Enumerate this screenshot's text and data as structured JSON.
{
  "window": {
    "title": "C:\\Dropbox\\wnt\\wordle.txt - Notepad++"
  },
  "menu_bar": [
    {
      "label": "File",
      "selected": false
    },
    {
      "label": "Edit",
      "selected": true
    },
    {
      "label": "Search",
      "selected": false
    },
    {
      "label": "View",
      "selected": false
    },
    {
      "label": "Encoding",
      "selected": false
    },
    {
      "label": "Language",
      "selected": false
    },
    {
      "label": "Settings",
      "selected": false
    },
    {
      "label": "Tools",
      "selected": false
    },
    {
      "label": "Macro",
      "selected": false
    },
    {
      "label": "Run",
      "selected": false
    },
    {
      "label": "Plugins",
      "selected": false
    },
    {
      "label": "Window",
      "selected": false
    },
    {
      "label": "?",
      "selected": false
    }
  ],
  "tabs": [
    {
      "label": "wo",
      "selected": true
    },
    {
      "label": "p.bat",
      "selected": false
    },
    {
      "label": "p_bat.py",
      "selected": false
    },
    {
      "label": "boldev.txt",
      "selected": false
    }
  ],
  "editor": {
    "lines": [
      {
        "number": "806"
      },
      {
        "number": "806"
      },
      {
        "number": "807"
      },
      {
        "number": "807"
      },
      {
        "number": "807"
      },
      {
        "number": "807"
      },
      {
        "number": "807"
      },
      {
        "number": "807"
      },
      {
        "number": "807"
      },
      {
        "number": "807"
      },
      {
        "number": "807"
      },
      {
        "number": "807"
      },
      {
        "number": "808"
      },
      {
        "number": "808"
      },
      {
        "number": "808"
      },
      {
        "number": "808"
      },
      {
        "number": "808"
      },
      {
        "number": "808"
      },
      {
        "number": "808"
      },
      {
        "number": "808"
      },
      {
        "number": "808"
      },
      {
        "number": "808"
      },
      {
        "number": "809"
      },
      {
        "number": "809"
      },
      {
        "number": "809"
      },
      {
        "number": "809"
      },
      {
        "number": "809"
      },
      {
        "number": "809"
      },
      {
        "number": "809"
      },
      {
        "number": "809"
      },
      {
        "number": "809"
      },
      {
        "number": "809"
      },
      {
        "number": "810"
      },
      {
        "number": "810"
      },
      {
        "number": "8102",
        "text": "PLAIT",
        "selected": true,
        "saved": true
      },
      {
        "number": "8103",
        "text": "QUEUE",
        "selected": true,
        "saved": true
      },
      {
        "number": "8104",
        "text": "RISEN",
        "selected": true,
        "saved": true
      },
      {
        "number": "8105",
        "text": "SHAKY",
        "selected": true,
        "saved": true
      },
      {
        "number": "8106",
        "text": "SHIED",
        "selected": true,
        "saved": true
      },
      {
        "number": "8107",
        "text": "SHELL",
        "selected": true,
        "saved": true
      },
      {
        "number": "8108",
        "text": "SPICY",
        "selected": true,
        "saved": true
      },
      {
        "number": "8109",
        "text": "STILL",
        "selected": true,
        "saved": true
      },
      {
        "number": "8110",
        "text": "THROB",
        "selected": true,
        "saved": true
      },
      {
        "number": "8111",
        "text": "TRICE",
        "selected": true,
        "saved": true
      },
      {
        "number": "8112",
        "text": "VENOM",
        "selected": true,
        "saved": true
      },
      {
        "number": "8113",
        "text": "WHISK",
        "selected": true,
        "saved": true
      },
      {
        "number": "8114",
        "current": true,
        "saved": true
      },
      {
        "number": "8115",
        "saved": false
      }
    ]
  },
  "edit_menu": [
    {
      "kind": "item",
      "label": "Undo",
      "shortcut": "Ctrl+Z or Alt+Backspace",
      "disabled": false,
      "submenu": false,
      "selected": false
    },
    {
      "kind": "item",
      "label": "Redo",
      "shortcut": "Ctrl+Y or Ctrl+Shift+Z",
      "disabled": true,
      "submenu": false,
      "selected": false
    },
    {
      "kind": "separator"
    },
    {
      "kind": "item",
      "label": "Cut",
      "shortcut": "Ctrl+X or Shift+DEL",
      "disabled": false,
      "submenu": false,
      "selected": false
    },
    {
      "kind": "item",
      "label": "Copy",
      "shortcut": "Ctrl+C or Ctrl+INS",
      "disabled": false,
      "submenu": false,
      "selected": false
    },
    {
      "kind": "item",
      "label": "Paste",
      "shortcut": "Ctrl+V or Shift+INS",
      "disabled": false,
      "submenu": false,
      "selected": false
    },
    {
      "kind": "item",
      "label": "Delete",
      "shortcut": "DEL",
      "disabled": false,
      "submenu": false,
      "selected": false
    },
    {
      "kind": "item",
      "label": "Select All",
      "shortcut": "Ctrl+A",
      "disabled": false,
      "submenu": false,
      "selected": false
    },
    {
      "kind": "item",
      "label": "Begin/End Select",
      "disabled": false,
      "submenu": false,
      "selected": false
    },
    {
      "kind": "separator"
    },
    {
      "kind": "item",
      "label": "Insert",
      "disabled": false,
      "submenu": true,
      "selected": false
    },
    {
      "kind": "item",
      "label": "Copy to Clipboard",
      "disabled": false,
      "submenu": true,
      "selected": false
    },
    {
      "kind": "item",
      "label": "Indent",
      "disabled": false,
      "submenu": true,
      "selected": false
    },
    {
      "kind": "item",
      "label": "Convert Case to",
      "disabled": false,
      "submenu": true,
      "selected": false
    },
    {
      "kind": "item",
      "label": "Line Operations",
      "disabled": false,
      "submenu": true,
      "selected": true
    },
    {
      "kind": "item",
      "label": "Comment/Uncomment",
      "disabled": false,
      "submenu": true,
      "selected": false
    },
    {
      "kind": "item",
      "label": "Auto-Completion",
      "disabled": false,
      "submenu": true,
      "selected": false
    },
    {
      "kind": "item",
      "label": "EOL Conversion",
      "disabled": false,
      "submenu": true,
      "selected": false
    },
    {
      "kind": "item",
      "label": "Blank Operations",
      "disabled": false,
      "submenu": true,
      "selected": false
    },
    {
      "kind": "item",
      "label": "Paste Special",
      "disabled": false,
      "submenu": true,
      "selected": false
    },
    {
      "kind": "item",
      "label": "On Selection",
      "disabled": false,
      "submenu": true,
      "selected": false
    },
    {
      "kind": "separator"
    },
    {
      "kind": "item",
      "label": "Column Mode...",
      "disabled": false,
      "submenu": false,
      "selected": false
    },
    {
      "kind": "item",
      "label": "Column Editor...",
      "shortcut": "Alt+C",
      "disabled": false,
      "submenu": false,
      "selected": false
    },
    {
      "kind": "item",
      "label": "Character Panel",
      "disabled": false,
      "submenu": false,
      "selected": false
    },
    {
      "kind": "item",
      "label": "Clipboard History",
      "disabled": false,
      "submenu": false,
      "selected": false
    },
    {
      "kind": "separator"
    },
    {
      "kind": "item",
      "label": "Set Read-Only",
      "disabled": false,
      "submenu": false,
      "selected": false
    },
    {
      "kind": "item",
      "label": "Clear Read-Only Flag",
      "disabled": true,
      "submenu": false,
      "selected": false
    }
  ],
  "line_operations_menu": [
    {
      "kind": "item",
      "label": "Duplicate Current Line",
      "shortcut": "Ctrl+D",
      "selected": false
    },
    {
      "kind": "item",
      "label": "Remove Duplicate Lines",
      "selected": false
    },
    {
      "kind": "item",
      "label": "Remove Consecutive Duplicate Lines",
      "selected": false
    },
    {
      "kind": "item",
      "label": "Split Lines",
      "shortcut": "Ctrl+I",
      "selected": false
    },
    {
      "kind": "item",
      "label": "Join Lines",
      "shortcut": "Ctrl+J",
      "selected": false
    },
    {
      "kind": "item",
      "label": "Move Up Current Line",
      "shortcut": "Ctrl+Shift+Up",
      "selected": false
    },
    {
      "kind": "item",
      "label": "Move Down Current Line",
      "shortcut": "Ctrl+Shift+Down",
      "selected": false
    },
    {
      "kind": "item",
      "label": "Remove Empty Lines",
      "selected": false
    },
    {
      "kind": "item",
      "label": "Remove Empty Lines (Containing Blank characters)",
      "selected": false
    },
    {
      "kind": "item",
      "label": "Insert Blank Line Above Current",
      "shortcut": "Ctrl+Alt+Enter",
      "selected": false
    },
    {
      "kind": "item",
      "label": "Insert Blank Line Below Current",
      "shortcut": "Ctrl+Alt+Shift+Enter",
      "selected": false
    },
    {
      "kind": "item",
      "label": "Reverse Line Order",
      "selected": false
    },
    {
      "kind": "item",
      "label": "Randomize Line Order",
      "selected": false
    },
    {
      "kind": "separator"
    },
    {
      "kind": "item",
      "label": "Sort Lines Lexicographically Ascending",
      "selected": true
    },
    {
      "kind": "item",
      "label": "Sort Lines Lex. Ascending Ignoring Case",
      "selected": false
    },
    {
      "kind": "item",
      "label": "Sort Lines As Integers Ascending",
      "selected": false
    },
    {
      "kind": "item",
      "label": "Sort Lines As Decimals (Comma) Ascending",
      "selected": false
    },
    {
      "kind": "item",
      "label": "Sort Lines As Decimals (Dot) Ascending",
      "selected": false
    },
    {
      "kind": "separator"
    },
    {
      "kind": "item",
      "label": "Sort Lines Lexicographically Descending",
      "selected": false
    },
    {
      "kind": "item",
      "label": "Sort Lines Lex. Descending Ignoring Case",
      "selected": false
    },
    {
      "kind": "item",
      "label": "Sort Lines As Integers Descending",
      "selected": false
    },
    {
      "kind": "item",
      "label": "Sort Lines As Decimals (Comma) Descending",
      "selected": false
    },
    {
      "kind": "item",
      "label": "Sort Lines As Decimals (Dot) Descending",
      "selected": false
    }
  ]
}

-.-.-

Task prompt:
Pull out every line above that holds the word "Sort".

Result for this exercise:
      "label": "Sort Lines Lexicographically Ascending",
      "label": "Sort Lines Lex. Ascending Ignoring Case",
      "label": "Sort Lines As Integers Ascending",
      "label": "Sort Lines As Decimals (Comma) Ascending",
      "label": "Sort Lines As Decimals (Dot) Ascending",
      "label": "Sort Lines Lexicographically Descending",
      "label": "Sort Lines Lex. Descending Ignoring Case",
      "label": "Sort Lines As Integers Descending",
      "label": "Sort Lines As Decimals (Comma) Descending",
      "label": "Sort Lines As Decimals (Dot) Descending",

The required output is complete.